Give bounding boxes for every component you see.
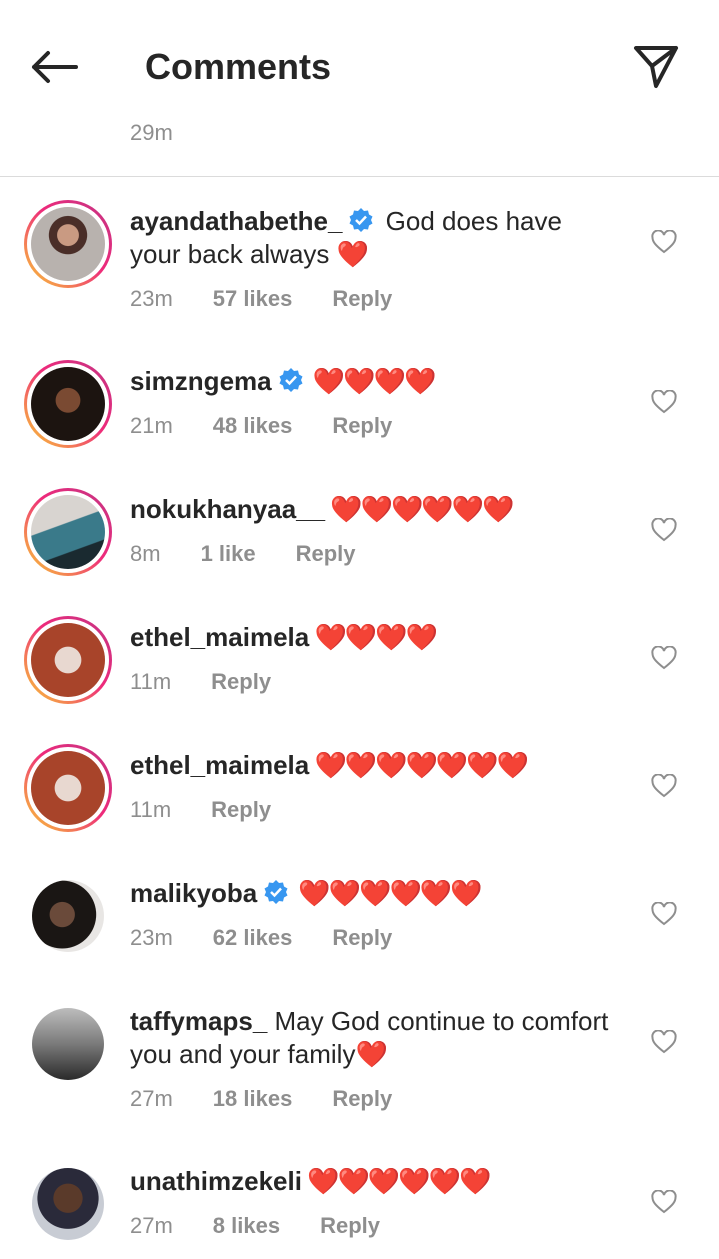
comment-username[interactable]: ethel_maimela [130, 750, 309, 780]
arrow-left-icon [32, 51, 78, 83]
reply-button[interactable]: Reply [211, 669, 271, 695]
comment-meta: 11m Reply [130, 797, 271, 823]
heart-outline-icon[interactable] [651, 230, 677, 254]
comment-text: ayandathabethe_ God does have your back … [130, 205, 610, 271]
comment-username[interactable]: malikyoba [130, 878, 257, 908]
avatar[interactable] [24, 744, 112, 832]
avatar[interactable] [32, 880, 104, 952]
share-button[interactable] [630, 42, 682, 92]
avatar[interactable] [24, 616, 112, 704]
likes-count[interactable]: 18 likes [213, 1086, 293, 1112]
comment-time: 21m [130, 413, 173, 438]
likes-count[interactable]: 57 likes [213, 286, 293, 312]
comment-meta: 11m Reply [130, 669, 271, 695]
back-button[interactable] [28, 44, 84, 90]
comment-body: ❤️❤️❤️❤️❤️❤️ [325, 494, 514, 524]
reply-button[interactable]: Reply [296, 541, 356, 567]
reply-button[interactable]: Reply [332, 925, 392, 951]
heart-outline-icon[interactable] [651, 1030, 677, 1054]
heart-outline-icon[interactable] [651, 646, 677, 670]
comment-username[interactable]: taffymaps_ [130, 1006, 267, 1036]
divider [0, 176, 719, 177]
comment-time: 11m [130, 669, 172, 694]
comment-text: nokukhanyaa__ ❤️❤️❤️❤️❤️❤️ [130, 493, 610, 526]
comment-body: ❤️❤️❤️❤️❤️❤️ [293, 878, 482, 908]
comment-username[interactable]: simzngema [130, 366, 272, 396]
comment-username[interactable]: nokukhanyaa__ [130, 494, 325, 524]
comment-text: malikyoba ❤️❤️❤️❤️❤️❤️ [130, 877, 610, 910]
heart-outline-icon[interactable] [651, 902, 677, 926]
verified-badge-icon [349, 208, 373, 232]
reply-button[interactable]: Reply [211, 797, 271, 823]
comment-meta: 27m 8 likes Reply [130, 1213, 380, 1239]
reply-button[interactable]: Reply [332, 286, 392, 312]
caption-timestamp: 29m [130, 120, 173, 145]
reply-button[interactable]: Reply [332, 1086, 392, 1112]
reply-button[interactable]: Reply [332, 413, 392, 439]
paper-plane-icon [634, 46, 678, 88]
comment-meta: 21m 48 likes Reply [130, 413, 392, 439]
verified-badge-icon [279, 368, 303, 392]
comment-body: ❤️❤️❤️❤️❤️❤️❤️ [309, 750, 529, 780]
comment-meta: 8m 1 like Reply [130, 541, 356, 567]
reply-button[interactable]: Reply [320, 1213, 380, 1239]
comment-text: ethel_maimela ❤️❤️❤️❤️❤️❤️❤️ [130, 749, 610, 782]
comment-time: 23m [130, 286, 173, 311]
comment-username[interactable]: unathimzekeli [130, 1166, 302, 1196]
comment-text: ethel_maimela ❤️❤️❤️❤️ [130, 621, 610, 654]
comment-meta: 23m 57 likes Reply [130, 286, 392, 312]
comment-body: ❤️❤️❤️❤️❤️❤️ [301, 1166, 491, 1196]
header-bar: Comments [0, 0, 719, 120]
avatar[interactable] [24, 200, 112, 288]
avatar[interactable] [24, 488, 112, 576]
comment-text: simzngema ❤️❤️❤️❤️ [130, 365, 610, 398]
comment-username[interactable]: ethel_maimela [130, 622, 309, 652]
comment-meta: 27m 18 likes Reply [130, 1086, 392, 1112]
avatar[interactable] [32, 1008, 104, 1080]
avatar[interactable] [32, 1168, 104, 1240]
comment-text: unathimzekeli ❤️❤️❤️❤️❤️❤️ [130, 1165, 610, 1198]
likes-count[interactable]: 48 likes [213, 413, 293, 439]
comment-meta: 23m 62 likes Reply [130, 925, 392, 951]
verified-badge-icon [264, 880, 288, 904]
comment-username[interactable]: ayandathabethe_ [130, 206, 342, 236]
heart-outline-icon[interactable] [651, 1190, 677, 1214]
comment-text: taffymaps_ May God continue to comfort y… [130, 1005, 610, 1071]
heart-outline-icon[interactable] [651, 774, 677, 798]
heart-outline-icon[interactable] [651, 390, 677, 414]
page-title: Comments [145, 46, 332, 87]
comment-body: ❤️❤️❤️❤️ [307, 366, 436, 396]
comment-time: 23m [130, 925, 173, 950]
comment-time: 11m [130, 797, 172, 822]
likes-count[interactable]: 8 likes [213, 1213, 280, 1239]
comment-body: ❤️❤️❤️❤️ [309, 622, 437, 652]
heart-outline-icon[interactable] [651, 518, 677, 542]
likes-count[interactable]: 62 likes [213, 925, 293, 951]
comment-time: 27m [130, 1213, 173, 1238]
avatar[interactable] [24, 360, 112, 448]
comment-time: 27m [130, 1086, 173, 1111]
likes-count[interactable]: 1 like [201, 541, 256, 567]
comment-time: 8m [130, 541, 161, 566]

-------

**Task prompt**
Please transcribe every line of the records above verbatim, leaving the pictures out of your answer.

**Solution to this exercise**
Give bounding boxes for every component you see.
comment-username[interactable]: ethel_maimela [130, 750, 309, 780]
arrow-left-icon [32, 51, 78, 83]
reply-button[interactable]: Reply [211, 669, 271, 695]
comment-meta: 11m Reply [130, 797, 271, 823]
heart-outline-icon[interactable] [651, 230, 677, 254]
comment-text: ayandathabethe_ God does have your back … [130, 205, 610, 271]
comment-username[interactable]: malikyoba [130, 878, 257, 908]
avatar[interactable] [24, 744, 112, 832]
avatar[interactable] [32, 880, 104, 952]
share-button[interactable] [630, 42, 682, 92]
avatar[interactable] [24, 616, 112, 704]
likes-count[interactable]: 18 likes [213, 1086, 293, 1112]
comment-time: 21m [130, 413, 173, 438]
likes-count[interactable]: 57 likes [213, 286, 293, 312]
comment-meta: 11m Reply [130, 669, 271, 695]
back-button[interactable] [28, 44, 84, 90]
comment-body: ❤️❤️❤️❤️❤️❤️ [325, 494, 514, 524]
reply-button[interactable]: Reply [296, 541, 356, 567]
reply-button[interactable]: Reply [332, 925, 392, 951]
heart-outline-icon[interactable] [651, 1030, 677, 1054]
heart-outline-icon[interactable] [651, 646, 677, 670]
comment-username[interactable]: taffymaps_ [130, 1006, 267, 1036]
divider [0, 176, 719, 177]
comment-time: 11m [130, 669, 172, 694]
comment-text: nokukhanyaa__ ❤️❤️❤️❤️❤️❤️ [130, 493, 610, 526]
comment-body: ❤️❤️❤️❤️❤️❤️ [293, 878, 482, 908]
comment-username[interactable]: simzngema [130, 366, 272, 396]
comment-username[interactable]: nokukhanyaa__ [130, 494, 325, 524]
comment-text: malikyoba ❤️❤️❤️❤️❤️❤️ [130, 877, 610, 910]
heart-outline-icon[interactable] [651, 902, 677, 926]
verified-badge-icon [349, 208, 373, 232]
reply-button[interactable]: Reply [211, 797, 271, 823]
comment-meta: 27m 8 likes Reply [130, 1213, 380, 1239]
reply-button[interactable]: Reply [332, 286, 392, 312]
caption-timestamp: 29m [130, 120, 173, 145]
reply-button[interactable]: Reply [332, 1086, 392, 1112]
reply-button[interactable]: Reply [332, 413, 392, 439]
paper-plane-icon [634, 46, 678, 88]
comment-meta: 21m 48 likes Reply [130, 413, 392, 439]
verified-badge-icon [279, 368, 303, 392]
comment-body: ❤️❤️❤️❤️❤️❤️❤️ [309, 750, 529, 780]
comment-meta: 8m 1 like Reply [130, 541, 356, 567]
reply-button[interactable]: Reply [320, 1213, 380, 1239]
comment-text: ethel_maimela ❤️❤️❤️❤️❤️❤️❤️ [130, 749, 610, 782]
comment-time: 23m [130, 286, 173, 311]
comment-username[interactable]: unathimzekeli [130, 1166, 302, 1196]
comment-text: ethel_maimela ❤️❤️❤️❤️ [130, 621, 610, 654]
comment-meta: 23m 57 likes Reply [130, 286, 392, 312]
comment-body: ❤️❤️❤️❤️❤️❤️ [301, 1166, 491, 1196]
header-bar: Comments [0, 0, 719, 120]
avatar[interactable] [24, 200, 112, 288]
avatar[interactable] [24, 488, 112, 576]
comment-text: simzngema ❤️❤️❤️❤️ [130, 365, 610, 398]
comment-username[interactable]: ethel_maimela [130, 622, 309, 652]
comment-meta: 27m 18 likes Reply [130, 1086, 392, 1112]
avatar[interactable] [32, 1008, 104, 1080]
avatar[interactable] [32, 1168, 104, 1240]
comment-text: unathimzekeli ❤️❤️❤️❤️❤️❤️ [130, 1165, 610, 1198]
likes-count[interactable]: 48 likes [213, 413, 293, 439]
comment-meta: 23m 62 likes Reply [130, 925, 392, 951]
verified-badge-icon [264, 880, 288, 904]
comment-username[interactable]: ayandathabethe_ [130, 206, 342, 236]
heart-outline-icon[interactable] [651, 1190, 677, 1214]
comment-text: taffymaps_ May God continue to comfort y… [130, 1005, 610, 1071]
heart-outline-icon[interactable] [651, 774, 677, 798]
heart-outline-icon[interactable] [651, 390, 677, 414]
page-title: Comments [145, 46, 332, 87]
comment-body: ❤️❤️❤️❤️ [307, 366, 436, 396]
comment-time: 23m [130, 925, 173, 950]
comment-time: 11m [130, 797, 172, 822]
likes-count[interactable]: 8 likes [213, 1213, 280, 1239]
comment-body: ❤️❤️❤️❤️ [309, 622, 437, 652]
heart-outline-icon[interactable] [651, 518, 677, 542]
likes-count[interactable]: 62 likes [213, 925, 293, 951]
comment-time: 27m [130, 1213, 173, 1238]
avatar[interactable] [24, 360, 112, 448]
comment-time: 27m [130, 1086, 173, 1111]
likes-count[interactable]: 1 like [201, 541, 256, 567]
comment-time: 8m [130, 541, 161, 566]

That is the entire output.